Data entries
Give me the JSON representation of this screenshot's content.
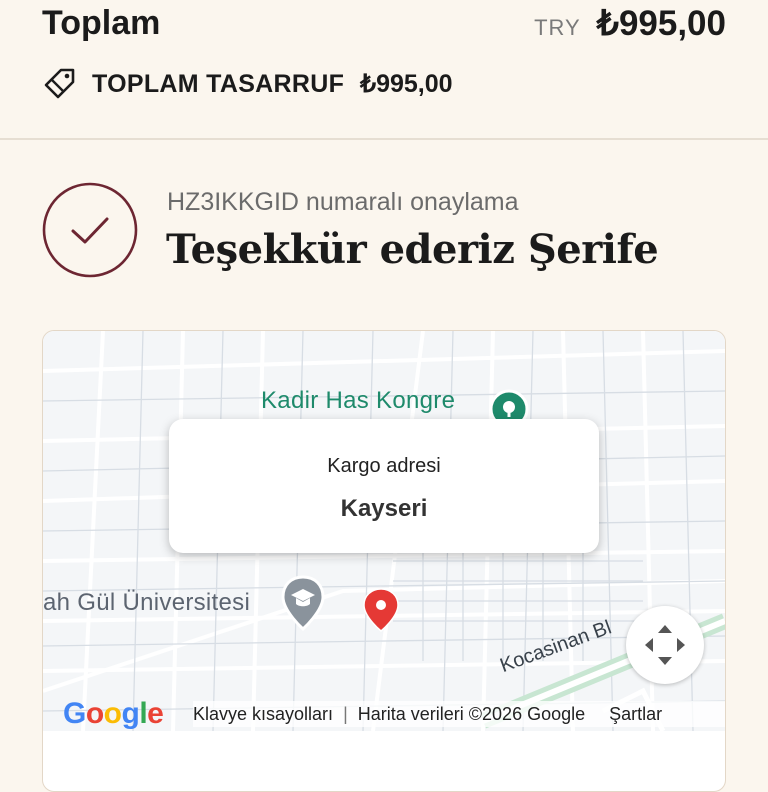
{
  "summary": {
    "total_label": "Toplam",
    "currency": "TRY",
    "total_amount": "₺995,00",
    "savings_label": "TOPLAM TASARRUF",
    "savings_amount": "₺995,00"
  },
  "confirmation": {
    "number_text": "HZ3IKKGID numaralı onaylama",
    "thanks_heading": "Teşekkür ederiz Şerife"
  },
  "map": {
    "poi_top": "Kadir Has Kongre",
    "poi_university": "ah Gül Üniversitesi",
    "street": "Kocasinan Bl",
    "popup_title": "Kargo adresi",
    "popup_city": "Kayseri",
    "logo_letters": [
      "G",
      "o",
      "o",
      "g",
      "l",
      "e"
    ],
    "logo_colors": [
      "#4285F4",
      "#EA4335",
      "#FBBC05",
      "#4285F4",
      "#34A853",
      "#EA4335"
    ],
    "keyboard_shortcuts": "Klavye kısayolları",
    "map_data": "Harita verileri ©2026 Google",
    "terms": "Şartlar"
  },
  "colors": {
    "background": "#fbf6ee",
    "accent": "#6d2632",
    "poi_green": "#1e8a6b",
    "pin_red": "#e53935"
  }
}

* * *

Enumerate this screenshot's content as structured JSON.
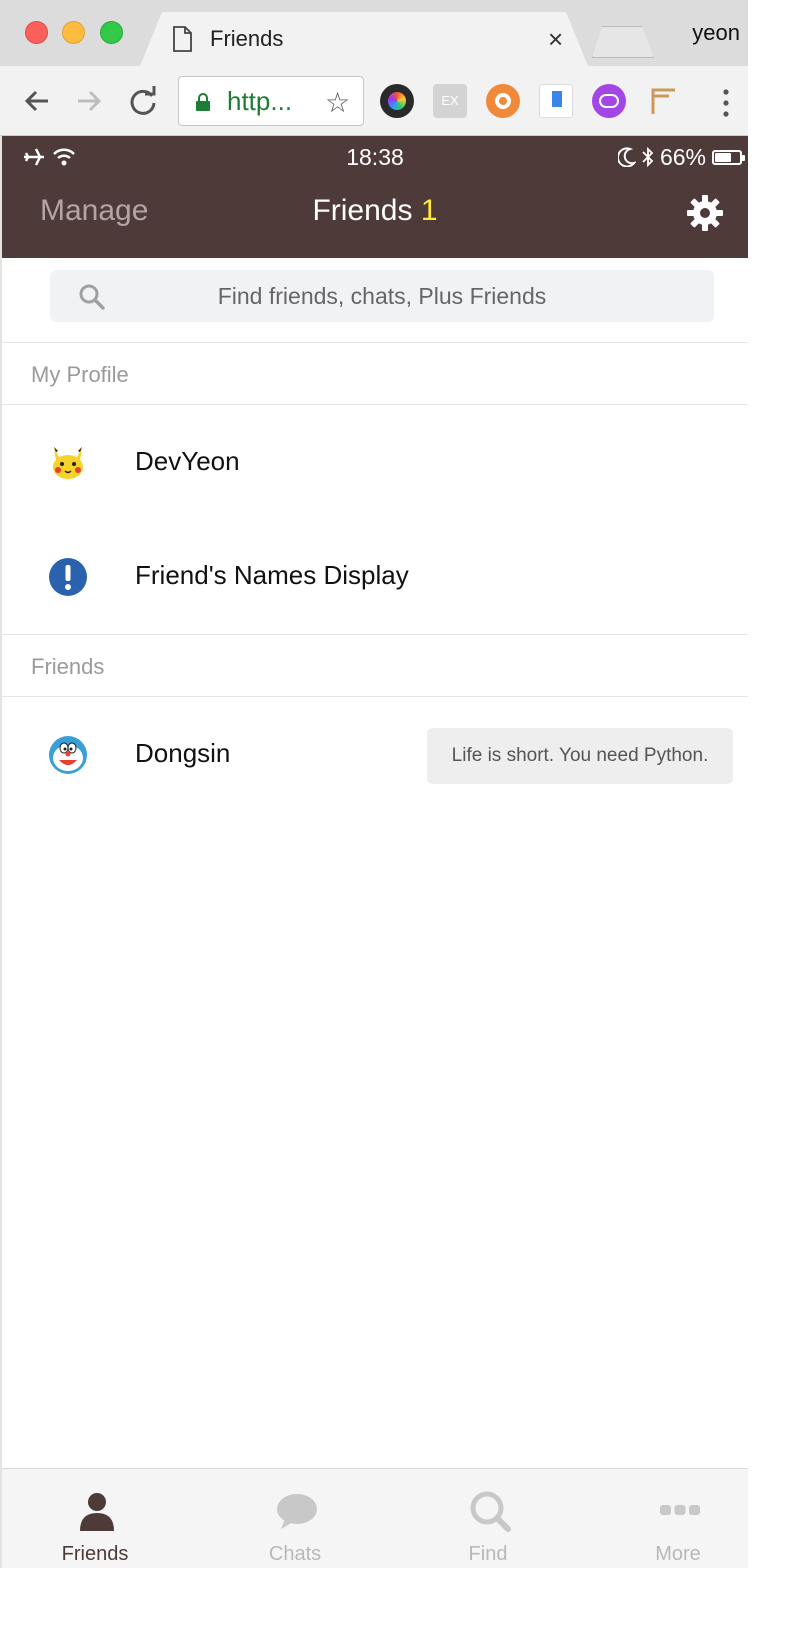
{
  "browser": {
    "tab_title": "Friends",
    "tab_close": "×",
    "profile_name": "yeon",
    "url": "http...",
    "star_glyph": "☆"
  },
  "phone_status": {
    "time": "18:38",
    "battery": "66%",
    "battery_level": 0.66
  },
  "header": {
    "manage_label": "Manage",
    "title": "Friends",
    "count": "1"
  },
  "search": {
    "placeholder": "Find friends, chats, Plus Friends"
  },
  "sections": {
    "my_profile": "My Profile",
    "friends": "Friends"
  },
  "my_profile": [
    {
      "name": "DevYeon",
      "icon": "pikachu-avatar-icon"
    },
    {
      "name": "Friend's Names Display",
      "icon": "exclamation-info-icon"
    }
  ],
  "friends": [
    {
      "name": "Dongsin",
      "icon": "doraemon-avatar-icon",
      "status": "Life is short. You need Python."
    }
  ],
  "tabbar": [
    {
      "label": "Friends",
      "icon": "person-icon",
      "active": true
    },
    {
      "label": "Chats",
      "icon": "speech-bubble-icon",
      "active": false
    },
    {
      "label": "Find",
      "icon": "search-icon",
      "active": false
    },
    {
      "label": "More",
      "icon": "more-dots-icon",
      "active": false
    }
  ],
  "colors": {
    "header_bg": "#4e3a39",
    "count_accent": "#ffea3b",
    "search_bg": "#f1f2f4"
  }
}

§ **GOAL**:
Track down the lines that include the word "Find" and copy them.

§ **TASK RESULT**:
    "placeholder": "Find friends, chats, Plus Friends"
      "label": "Find",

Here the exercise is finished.